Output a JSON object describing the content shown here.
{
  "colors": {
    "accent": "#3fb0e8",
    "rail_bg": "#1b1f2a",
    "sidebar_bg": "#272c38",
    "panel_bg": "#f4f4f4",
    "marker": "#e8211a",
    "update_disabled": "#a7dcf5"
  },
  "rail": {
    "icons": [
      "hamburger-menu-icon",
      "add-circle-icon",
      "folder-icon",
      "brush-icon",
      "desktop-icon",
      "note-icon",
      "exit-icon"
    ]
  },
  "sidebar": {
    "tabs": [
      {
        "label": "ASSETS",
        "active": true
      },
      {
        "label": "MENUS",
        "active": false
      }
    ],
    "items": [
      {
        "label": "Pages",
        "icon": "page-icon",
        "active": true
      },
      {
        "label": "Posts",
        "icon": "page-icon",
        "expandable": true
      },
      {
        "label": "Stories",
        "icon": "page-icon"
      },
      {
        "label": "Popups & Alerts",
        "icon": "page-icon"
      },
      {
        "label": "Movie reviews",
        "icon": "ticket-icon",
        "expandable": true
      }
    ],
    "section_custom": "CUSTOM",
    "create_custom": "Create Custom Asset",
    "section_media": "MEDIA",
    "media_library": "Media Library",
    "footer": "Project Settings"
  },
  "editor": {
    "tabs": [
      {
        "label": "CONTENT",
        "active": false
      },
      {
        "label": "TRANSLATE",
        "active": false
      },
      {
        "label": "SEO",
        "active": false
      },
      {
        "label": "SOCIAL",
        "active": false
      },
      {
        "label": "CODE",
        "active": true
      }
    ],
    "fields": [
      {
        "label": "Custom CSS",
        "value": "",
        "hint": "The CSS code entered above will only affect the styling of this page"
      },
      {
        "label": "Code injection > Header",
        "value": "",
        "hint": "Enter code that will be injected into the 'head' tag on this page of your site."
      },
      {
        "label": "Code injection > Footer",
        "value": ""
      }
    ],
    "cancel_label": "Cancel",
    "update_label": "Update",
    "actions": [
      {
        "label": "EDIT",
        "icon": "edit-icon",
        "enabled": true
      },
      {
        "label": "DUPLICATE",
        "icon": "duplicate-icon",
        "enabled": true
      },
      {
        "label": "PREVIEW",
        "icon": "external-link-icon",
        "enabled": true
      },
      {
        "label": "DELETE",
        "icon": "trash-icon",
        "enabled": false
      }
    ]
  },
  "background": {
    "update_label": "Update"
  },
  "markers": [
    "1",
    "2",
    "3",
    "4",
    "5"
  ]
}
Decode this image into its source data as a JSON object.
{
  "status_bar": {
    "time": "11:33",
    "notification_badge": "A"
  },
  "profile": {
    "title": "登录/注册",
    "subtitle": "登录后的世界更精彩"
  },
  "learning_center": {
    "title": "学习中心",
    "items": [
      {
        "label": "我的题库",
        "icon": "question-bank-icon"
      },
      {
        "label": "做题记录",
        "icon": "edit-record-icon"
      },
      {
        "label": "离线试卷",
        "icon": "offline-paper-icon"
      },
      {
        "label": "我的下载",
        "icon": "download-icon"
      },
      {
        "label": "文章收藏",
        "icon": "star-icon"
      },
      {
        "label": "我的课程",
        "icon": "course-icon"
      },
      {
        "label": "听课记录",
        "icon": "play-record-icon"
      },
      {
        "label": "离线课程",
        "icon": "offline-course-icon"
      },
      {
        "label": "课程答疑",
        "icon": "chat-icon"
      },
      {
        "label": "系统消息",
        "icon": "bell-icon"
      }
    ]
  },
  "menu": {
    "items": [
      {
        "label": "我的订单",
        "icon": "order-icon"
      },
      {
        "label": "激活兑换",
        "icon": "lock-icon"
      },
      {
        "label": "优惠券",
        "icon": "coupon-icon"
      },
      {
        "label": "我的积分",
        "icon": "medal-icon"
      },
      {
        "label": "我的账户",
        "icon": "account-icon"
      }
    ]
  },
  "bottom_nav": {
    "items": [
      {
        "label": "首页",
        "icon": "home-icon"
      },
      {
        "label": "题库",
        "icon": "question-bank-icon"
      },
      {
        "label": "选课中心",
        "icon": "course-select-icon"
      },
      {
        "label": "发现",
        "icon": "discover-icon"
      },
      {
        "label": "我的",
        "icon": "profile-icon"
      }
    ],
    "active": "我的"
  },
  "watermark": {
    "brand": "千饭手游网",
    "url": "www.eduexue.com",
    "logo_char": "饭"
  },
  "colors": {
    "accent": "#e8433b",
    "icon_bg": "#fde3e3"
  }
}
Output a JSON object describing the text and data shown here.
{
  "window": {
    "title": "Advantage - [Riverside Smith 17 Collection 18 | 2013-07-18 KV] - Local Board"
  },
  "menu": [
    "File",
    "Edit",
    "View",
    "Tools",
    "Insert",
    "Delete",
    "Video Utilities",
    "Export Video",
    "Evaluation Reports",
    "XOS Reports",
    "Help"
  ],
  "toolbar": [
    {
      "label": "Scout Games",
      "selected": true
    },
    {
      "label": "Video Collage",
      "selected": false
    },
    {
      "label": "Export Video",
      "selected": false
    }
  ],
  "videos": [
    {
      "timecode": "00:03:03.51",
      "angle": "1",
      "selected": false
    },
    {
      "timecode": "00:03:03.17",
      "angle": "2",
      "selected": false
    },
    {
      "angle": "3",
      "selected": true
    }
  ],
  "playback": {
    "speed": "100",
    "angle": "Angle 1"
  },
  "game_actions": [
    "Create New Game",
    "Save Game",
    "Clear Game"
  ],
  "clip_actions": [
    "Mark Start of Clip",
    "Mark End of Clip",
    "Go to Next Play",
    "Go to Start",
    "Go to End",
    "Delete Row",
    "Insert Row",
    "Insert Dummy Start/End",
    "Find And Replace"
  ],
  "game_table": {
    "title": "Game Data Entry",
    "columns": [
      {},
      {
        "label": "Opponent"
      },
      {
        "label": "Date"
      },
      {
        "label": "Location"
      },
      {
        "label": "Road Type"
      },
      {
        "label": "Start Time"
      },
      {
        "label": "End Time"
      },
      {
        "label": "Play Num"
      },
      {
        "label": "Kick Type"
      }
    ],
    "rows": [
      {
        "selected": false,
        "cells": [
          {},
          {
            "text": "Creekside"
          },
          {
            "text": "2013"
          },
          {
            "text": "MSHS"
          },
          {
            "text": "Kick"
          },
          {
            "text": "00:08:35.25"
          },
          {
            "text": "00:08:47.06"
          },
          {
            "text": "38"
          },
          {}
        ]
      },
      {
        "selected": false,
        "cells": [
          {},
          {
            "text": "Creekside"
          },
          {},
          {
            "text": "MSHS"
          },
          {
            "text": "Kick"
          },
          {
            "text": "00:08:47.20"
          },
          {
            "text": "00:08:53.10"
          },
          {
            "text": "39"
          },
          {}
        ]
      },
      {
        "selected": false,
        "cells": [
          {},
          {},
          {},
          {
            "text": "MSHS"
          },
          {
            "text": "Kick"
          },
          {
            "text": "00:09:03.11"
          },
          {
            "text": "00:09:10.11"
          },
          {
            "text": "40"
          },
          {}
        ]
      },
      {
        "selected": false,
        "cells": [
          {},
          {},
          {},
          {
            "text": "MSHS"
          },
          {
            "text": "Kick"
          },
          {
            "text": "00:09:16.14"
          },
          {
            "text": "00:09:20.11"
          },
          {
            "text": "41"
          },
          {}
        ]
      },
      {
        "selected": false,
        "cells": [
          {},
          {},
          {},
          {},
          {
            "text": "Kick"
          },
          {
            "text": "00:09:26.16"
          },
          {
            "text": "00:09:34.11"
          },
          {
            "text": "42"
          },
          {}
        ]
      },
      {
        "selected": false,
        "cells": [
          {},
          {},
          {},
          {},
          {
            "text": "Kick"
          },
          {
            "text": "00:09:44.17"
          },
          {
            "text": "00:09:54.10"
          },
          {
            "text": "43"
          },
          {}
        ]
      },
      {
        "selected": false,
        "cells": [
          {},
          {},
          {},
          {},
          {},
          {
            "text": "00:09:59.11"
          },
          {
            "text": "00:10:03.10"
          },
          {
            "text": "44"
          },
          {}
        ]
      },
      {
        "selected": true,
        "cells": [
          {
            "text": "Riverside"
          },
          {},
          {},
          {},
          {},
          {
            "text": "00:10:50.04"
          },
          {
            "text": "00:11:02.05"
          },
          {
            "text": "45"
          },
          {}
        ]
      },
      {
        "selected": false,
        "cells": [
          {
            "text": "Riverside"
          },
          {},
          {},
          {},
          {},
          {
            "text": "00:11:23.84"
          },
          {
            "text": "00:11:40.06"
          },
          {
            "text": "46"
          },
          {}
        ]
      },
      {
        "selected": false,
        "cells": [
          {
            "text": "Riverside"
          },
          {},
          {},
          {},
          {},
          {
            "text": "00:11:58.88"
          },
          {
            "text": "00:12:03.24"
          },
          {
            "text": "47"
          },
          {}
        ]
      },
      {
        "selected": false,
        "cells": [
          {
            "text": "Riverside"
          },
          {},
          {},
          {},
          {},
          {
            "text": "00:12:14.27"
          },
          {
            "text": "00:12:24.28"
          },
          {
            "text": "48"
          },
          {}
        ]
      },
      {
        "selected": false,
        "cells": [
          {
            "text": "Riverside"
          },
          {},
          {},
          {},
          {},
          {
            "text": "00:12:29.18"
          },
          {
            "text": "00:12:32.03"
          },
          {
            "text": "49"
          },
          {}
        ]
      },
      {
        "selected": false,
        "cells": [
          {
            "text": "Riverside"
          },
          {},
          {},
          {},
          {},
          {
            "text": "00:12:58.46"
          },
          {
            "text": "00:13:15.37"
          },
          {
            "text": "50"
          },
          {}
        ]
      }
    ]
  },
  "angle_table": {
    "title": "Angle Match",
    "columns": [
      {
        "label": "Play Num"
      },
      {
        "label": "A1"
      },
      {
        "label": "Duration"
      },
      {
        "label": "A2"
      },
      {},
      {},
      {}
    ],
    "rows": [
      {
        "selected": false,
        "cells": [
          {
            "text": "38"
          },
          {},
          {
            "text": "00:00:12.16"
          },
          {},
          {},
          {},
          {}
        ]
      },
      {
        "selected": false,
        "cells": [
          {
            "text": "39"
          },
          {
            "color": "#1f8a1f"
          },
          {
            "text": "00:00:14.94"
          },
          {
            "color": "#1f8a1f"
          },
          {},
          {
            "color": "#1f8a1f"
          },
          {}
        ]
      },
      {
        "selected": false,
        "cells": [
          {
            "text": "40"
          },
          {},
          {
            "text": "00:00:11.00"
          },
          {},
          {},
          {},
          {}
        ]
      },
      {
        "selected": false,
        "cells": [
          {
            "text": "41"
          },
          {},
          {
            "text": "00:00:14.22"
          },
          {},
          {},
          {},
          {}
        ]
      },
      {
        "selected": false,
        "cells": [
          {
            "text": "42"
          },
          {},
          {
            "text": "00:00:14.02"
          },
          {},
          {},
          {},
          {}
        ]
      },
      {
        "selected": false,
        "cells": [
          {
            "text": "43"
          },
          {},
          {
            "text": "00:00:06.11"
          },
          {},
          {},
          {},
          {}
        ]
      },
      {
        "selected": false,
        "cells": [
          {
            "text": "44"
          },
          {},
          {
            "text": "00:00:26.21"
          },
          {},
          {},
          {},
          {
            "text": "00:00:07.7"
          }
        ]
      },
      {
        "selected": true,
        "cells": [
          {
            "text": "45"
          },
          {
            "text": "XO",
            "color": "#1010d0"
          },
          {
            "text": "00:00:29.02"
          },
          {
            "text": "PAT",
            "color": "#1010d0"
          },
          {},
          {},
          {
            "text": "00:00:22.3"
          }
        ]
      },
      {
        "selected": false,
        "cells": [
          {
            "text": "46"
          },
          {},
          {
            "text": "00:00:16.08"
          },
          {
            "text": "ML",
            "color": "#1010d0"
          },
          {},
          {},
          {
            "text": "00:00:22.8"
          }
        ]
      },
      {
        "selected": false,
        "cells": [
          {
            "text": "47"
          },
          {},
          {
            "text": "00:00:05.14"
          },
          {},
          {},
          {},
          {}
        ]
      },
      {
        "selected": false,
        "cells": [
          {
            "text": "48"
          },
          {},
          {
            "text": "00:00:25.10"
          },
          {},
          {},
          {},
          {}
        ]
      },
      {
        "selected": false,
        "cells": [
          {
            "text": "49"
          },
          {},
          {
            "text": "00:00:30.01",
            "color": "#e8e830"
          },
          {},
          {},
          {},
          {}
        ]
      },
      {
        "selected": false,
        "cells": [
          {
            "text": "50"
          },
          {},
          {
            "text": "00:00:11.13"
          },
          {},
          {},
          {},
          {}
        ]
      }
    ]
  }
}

**********

• _WHAT THIS TASK INVOLVES_
Check each line of the entries above, and show every one holding the word "course".

• _WRITTEN RESPONSE_
        "icon": "course-icon"
        "icon": "offline-course-icon"
        "icon": "course-select-icon"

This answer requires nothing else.